● **GIVEN PROBLEM**
Collect all the lines that mention the word "text".

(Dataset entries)
----------

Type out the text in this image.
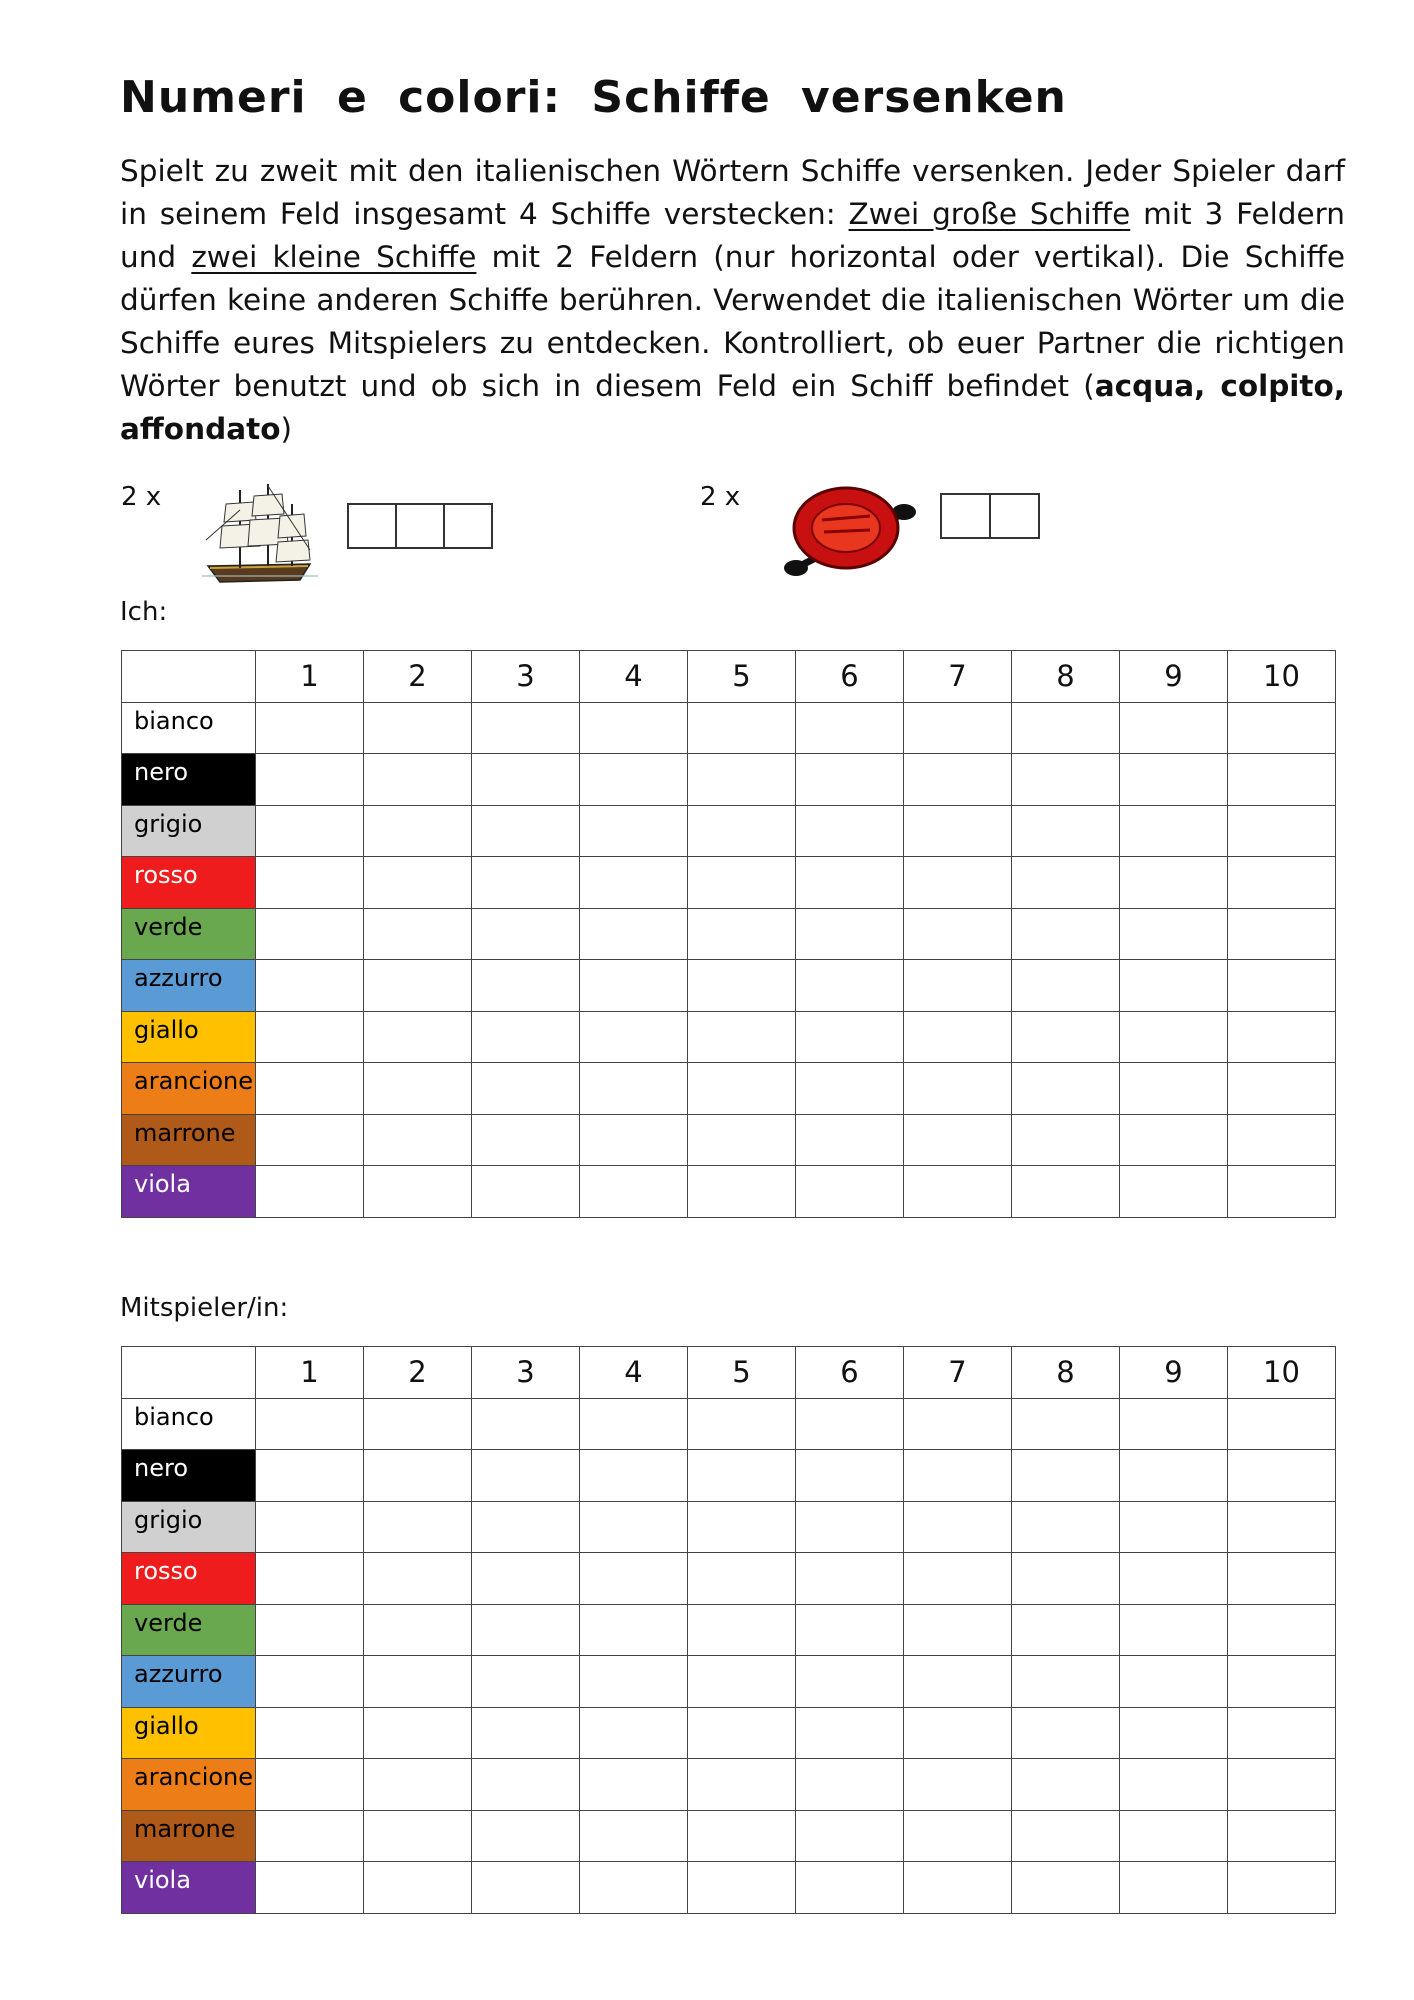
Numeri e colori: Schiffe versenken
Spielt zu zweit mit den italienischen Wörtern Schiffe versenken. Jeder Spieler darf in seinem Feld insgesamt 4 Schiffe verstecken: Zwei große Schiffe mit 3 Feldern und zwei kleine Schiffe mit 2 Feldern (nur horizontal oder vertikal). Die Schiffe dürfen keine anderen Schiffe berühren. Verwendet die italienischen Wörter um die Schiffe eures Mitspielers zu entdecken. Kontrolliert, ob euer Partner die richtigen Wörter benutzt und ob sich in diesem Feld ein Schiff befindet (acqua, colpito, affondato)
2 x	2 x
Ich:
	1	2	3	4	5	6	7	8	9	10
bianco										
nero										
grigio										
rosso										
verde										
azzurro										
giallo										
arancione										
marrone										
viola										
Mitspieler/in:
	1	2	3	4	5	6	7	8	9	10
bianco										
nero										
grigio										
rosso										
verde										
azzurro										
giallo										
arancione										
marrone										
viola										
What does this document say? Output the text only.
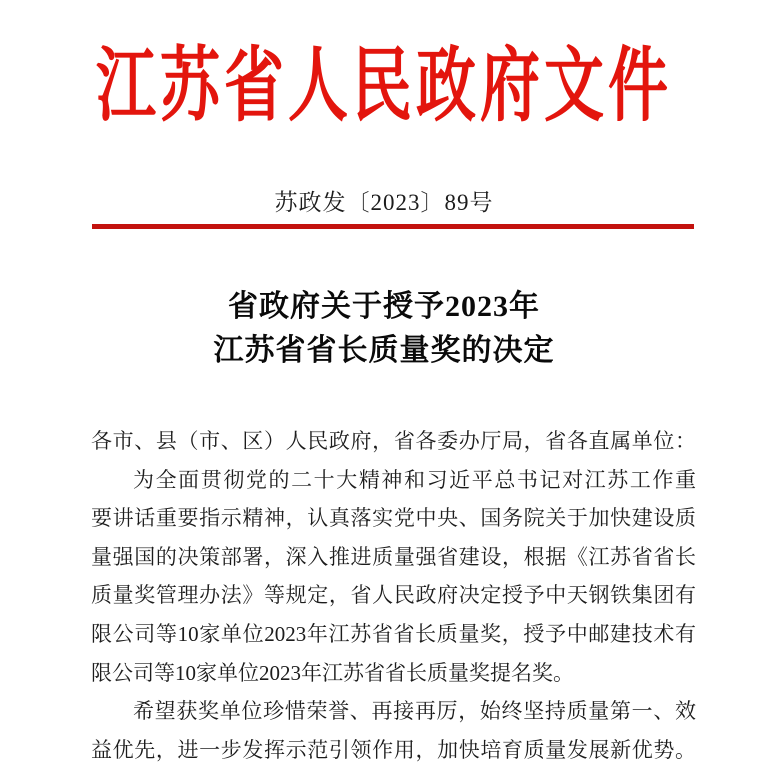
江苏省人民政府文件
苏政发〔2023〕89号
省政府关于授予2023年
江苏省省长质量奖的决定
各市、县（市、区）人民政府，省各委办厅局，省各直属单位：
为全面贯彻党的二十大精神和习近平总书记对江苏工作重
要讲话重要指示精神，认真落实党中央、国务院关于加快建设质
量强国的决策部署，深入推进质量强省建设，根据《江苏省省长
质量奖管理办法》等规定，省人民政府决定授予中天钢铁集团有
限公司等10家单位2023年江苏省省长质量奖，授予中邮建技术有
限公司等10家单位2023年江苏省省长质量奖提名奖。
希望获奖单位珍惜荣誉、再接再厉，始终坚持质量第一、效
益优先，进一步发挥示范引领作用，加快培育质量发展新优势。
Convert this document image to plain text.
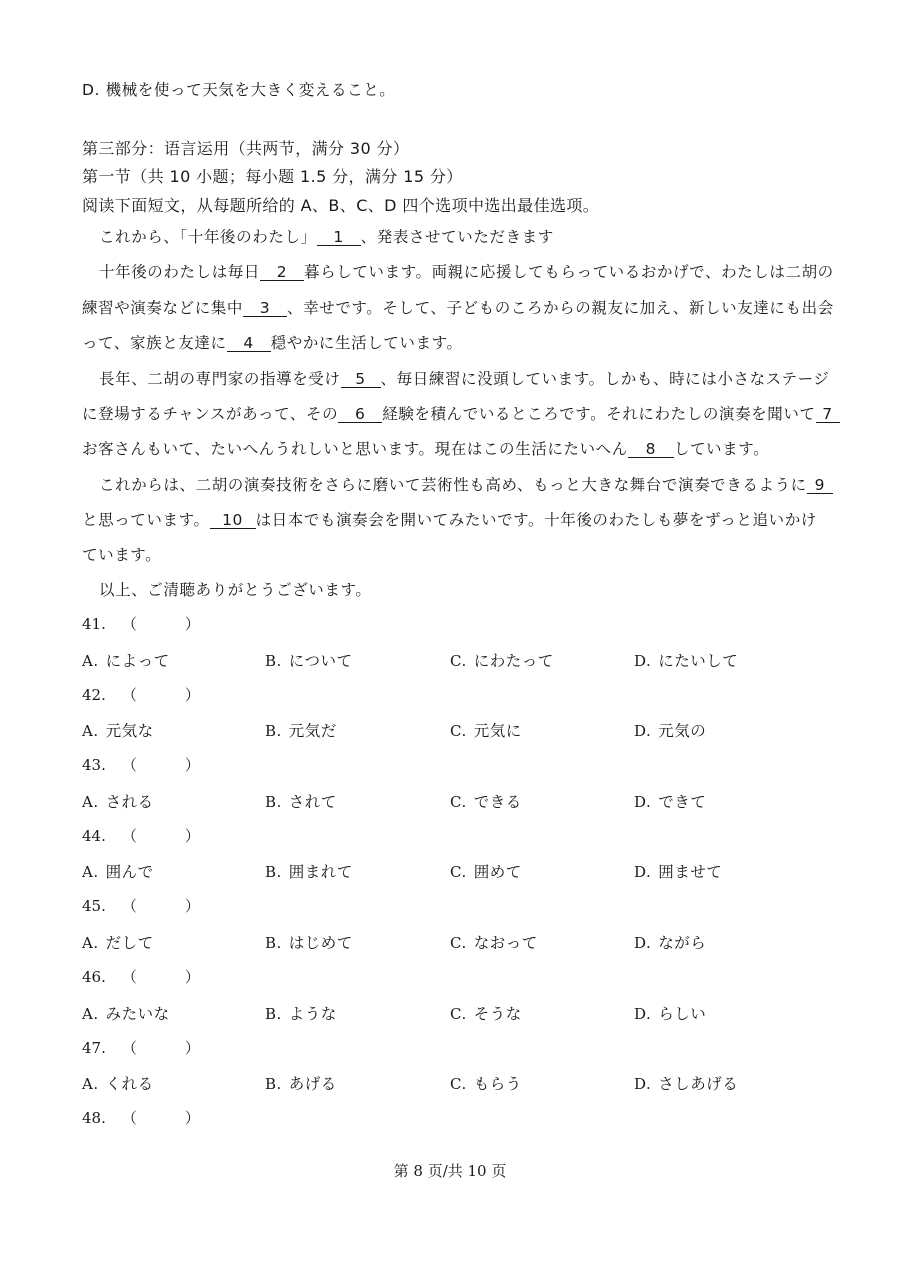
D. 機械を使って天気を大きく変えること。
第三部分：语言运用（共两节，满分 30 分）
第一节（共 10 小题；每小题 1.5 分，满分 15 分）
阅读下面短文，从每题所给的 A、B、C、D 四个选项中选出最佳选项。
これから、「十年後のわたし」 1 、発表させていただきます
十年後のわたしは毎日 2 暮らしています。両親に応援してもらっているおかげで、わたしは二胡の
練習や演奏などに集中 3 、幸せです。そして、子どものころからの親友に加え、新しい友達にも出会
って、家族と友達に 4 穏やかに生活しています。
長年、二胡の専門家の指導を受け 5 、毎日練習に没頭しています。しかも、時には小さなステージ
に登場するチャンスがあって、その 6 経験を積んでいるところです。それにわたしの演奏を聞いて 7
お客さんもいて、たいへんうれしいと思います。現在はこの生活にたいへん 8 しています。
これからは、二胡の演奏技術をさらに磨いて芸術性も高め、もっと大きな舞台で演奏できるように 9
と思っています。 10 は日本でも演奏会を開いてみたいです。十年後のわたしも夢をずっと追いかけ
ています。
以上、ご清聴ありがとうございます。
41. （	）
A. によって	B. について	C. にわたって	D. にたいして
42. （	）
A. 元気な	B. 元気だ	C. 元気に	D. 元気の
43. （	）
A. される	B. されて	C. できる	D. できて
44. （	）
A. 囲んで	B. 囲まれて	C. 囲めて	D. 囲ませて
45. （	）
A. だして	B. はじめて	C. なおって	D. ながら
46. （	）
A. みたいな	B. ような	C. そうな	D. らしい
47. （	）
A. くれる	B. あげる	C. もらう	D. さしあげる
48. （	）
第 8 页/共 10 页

----------

● **THE COMPLETED TASK**
Type out the text in this image.
What does this document say? Output the text only.
Convert this document image to plain text.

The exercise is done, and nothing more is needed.